Request: Identify and pull out each line of the entries in which "edge" occurs.

▬▬▬▬▬▬▬▬▬▬

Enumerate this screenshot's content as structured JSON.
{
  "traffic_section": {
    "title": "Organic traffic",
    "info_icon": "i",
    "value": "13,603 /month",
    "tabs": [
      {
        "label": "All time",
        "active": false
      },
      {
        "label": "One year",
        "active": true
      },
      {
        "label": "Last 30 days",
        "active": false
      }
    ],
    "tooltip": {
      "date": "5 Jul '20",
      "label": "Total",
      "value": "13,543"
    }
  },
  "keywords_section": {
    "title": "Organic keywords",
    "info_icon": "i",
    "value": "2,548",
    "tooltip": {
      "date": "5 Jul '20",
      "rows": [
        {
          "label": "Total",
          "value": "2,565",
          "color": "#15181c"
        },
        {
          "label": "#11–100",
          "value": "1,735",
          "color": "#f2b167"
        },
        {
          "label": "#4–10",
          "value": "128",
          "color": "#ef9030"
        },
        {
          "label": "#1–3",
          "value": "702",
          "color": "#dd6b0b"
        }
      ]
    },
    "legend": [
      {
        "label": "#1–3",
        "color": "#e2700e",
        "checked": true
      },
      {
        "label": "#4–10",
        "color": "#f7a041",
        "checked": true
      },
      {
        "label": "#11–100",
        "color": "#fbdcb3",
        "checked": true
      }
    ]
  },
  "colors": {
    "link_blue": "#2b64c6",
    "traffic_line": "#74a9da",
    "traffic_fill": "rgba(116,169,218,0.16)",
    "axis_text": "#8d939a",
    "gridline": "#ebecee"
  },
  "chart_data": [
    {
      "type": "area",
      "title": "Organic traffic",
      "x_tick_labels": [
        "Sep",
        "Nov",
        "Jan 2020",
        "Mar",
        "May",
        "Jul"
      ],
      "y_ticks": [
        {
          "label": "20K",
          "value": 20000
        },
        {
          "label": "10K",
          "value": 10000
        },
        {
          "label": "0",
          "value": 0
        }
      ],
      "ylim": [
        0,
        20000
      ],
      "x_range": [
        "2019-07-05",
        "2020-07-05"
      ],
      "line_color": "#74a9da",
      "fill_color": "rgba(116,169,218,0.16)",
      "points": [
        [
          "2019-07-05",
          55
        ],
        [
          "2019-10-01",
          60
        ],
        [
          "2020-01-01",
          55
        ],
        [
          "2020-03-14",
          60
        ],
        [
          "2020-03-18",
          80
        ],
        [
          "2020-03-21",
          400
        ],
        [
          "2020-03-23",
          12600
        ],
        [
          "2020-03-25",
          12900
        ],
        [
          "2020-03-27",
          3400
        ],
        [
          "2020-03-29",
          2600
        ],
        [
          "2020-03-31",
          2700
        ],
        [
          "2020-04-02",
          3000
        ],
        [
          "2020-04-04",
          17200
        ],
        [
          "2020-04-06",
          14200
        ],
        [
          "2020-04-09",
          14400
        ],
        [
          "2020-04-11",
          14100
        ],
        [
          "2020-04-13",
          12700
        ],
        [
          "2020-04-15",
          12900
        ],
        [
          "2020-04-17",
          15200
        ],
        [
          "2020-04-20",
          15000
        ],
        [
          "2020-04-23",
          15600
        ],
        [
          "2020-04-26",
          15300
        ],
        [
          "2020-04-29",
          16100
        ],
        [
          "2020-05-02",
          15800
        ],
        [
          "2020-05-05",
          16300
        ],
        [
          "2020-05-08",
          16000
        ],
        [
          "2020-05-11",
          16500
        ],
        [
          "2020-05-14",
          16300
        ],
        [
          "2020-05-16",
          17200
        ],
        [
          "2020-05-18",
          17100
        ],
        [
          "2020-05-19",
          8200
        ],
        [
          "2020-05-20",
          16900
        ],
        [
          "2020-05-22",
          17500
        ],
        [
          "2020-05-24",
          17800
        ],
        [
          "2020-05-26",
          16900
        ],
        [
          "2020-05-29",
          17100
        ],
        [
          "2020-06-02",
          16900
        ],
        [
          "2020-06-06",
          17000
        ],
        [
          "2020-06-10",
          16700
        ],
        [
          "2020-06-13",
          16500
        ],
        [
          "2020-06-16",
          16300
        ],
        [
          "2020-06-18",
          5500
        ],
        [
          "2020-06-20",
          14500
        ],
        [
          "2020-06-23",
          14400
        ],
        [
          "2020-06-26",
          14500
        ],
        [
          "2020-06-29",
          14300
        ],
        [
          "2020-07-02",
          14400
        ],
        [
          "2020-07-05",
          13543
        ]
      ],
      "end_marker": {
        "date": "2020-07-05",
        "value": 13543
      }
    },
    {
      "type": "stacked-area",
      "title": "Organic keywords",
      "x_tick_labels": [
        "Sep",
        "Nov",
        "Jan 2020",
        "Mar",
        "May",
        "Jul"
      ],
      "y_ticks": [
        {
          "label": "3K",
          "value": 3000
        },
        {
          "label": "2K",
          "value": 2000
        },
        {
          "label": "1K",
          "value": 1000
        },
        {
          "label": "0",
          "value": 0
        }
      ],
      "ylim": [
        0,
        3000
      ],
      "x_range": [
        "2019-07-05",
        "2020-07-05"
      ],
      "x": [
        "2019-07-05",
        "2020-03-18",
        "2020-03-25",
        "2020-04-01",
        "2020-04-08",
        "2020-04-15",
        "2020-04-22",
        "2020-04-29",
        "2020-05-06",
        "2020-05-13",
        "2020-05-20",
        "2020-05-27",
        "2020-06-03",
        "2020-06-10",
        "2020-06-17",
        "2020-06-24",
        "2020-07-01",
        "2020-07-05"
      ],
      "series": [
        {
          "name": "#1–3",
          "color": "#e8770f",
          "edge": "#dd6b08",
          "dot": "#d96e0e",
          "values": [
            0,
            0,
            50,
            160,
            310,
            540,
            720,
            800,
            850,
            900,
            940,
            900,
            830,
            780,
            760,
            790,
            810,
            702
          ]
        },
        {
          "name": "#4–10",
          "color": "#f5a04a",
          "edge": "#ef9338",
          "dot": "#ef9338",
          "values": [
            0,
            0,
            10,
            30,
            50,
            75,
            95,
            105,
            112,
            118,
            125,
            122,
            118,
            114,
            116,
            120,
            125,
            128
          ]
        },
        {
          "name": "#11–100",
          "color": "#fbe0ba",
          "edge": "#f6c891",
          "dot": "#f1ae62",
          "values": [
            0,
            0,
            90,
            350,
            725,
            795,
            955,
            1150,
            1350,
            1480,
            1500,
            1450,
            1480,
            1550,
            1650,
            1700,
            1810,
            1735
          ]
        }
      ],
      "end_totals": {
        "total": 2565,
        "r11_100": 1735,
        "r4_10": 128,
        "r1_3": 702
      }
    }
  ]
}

▬▬▬▬▬▬▬▬▬▬

Solution to this problem:
          "edge": "#dd6b08",
          "edge": "#ef9338",
          "edge": "#f6c891",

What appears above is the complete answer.